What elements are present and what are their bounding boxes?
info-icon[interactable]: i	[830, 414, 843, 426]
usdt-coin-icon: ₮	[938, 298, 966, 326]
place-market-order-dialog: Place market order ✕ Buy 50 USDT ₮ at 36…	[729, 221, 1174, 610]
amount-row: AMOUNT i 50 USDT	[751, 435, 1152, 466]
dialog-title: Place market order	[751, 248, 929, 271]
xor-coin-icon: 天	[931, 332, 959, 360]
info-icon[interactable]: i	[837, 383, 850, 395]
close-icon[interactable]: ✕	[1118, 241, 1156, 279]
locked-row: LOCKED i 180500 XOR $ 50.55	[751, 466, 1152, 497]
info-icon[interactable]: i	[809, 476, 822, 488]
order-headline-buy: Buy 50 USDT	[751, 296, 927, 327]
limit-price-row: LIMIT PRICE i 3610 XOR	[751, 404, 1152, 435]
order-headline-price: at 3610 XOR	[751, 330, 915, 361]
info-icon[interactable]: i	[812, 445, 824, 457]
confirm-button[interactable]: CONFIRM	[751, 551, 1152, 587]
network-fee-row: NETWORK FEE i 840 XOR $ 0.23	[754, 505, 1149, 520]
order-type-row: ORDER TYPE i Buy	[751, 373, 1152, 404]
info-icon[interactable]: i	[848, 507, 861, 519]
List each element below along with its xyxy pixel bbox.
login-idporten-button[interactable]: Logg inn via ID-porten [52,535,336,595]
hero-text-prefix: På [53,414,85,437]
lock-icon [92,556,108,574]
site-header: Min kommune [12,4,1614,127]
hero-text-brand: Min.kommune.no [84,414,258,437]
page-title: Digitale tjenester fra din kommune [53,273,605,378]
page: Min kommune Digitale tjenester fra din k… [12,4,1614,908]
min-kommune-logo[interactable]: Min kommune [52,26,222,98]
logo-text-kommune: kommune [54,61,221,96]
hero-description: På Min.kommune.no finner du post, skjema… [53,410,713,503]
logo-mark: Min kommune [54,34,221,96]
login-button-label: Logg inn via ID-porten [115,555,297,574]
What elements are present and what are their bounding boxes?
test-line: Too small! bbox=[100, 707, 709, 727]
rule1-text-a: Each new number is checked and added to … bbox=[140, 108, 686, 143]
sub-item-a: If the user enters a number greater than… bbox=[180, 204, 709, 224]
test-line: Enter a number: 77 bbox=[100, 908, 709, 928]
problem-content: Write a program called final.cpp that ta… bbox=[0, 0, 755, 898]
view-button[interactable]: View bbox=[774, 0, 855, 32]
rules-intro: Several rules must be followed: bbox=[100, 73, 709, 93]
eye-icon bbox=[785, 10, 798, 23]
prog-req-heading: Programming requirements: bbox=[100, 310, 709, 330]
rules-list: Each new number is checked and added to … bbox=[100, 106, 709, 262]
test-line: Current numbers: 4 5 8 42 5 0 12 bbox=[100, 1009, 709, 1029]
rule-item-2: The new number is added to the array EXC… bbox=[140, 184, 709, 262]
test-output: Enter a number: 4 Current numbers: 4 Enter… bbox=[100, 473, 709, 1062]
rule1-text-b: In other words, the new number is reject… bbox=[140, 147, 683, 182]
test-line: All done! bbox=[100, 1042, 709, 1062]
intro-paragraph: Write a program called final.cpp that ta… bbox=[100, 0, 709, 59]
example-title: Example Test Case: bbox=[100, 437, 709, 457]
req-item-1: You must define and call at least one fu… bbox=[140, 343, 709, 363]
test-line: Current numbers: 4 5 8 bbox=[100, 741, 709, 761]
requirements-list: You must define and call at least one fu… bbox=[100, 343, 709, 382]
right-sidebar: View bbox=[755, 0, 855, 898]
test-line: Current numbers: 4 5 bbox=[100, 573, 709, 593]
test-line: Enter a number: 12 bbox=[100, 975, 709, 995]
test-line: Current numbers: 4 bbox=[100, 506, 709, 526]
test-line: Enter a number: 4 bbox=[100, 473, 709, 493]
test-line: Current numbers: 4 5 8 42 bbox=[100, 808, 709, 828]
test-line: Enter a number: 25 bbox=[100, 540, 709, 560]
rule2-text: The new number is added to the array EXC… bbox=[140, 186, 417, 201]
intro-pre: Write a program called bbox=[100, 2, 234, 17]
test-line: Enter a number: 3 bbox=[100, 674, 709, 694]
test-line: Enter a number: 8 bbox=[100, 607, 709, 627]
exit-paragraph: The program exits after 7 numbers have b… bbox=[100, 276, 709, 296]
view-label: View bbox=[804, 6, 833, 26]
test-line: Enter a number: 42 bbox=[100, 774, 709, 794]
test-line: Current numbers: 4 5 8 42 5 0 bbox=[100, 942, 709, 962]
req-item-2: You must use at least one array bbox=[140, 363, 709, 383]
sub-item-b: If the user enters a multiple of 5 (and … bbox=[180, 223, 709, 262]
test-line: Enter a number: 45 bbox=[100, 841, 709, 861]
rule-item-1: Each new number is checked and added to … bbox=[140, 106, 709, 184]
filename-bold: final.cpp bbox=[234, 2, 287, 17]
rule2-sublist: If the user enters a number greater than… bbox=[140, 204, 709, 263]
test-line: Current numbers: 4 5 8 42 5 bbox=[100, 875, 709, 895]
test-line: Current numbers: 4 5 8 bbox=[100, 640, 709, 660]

Written instruction: Copy all of the material above line for line, keeping every character and the original order.

The reply:
What elements are present and what are their bounding boxes?
info-icon[interactable]: i	[830, 414, 843, 426]
usdt-coin-icon: ₮	[938, 298, 966, 326]
place-market-order-dialog: Place market order ✕ Buy 50 USDT ₮ at 36…	[729, 221, 1174, 610]
amount-row: AMOUNT i 50 USDT	[751, 435, 1152, 466]
dialog-title: Place market order	[751, 248, 929, 271]
xor-coin-icon: 天	[931, 332, 959, 360]
info-icon[interactable]: i	[837, 383, 850, 395]
close-icon[interactable]: ✕	[1118, 241, 1156, 279]
locked-row: LOCKED i 180500 XOR $ 50.55	[751, 466, 1152, 497]
info-icon[interactable]: i	[809, 476, 822, 488]
order-headline-buy: Buy 50 USDT	[751, 296, 927, 327]
limit-price-row: LIMIT PRICE i 3610 XOR	[751, 404, 1152, 435]
order-headline-price: at 3610 XOR	[751, 330, 915, 361]
info-icon[interactable]: i	[812, 445, 824, 457]
confirm-button[interactable]: CONFIRM	[751, 551, 1152, 587]
network-fee-row: NETWORK FEE i 840 XOR $ 0.23	[754, 505, 1149, 520]
order-type-row: ORDER TYPE i Buy	[751, 373, 1152, 404]
info-icon[interactable]: i	[848, 507, 861, 519]
List each element below along with its xyxy pixel bbox.
login-idporten-button[interactable]: Logg inn via ID-porten [52,535,336,595]
hero-text-prefix: På [53,414,85,437]
lock-icon [92,556,108,574]
site-header: Min kommune [12,4,1614,127]
hero-text-brand: Min.kommune.no [84,414,258,437]
page-title: Digitale tjenester fra din kommune [53,273,605,378]
page: Min kommune Digitale tjenester fra din k… [12,4,1614,908]
min-kommune-logo[interactable]: Min kommune [52,26,222,98]
logo-text-kommune: kommune [54,61,221,96]
hero-description: På Min.kommune.no finner du post, skjema… [53,410,713,503]
logo-mark: Min kommune [54,34,221,96]
login-button-label: Logg inn via ID-porten [115,555,297,574]
What elements are present and what are their bounding boxes?
test-line: Too small! bbox=[100, 707, 709, 727]
rule1-text-a: Each new number is checked and added to … bbox=[140, 108, 686, 143]
sub-item-a: If the user enters a number greater than… bbox=[180, 204, 709, 224]
test-line: Enter a number: 77 bbox=[100, 908, 709, 928]
problem-content: Write a program called final.cpp that ta… bbox=[0, 0, 755, 898]
view-button[interactable]: View bbox=[774, 0, 855, 32]
rules-intro: Several rules must be followed: bbox=[100, 73, 709, 93]
eye-icon bbox=[785, 10, 798, 23]
prog-req-heading: Programming requirements: bbox=[100, 310, 709, 330]
rules-list: Each new number is checked and added to … bbox=[100, 106, 709, 262]
test-line: Current numbers: 4 5 8 42 5 0 12 bbox=[100, 1009, 709, 1029]
rule-item-2: The new number is added to the array EXC… bbox=[140, 184, 709, 262]
test-output: Enter a number: 4 Current numbers: 4 Enter… bbox=[100, 473, 709, 1062]
rule1-text-b: In other words, the new number is reject… bbox=[140, 147, 683, 182]
test-line: All done! bbox=[100, 1042, 709, 1062]
intro-paragraph: Write a program called final.cpp that ta… bbox=[100, 0, 709, 59]
example-title: Example Test Case: bbox=[100, 437, 709, 457]
req-item-1: You must define and call at least one fu… bbox=[140, 343, 709, 363]
test-line: Current numbers: 4 5 8 bbox=[100, 741, 709, 761]
requirements-list: You must define and call at least one fu… bbox=[100, 343, 709, 382]
right-sidebar: View bbox=[755, 0, 855, 898]
test-line: Current numbers: 4 5 bbox=[100, 573, 709, 593]
test-line: Enter a number: 12 bbox=[100, 975, 709, 995]
test-line: Current numbers: 4 bbox=[100, 506, 709, 526]
test-line: Enter a number: 4 bbox=[100, 473, 709, 493]
test-line: Current numbers: 4 5 8 42 bbox=[100, 808, 709, 828]
test-line: Enter a number: 25 bbox=[100, 540, 709, 560]
rule2-text: The new number is added to the array EXC… bbox=[140, 186, 417, 201]
intro-pre: Write a program called bbox=[100, 2, 234, 17]
test-line: Enter a number: 3 bbox=[100, 674, 709, 694]
test-line: Enter a number: 8 bbox=[100, 607, 709, 627]
exit-paragraph: The program exits after 7 numbers have b… bbox=[100, 276, 709, 296]
view-label: View bbox=[804, 6, 833, 26]
test-line: Enter a number: 42 bbox=[100, 774, 709, 794]
test-line: Current numbers: 4 5 8 42 5 0 bbox=[100, 942, 709, 962]
req-item-2: You must use at least one array bbox=[140, 363, 709, 383]
sub-item-b: If the user enters a multiple of 5 (and … bbox=[180, 223, 709, 262]
test-line: Enter a number: 45 bbox=[100, 841, 709, 861]
rule-item-1: Each new number is checked and added to … bbox=[140, 106, 709, 184]
filename-bold: final.cpp bbox=[234, 2, 287, 17]
rule2-sublist: If the user enters a number greater than… bbox=[140, 204, 709, 263]
test-line: Current numbers: 4 5 8 42 5 bbox=[100, 875, 709, 895]
test-line: Current numbers: 4 5 8 bbox=[100, 640, 709, 660]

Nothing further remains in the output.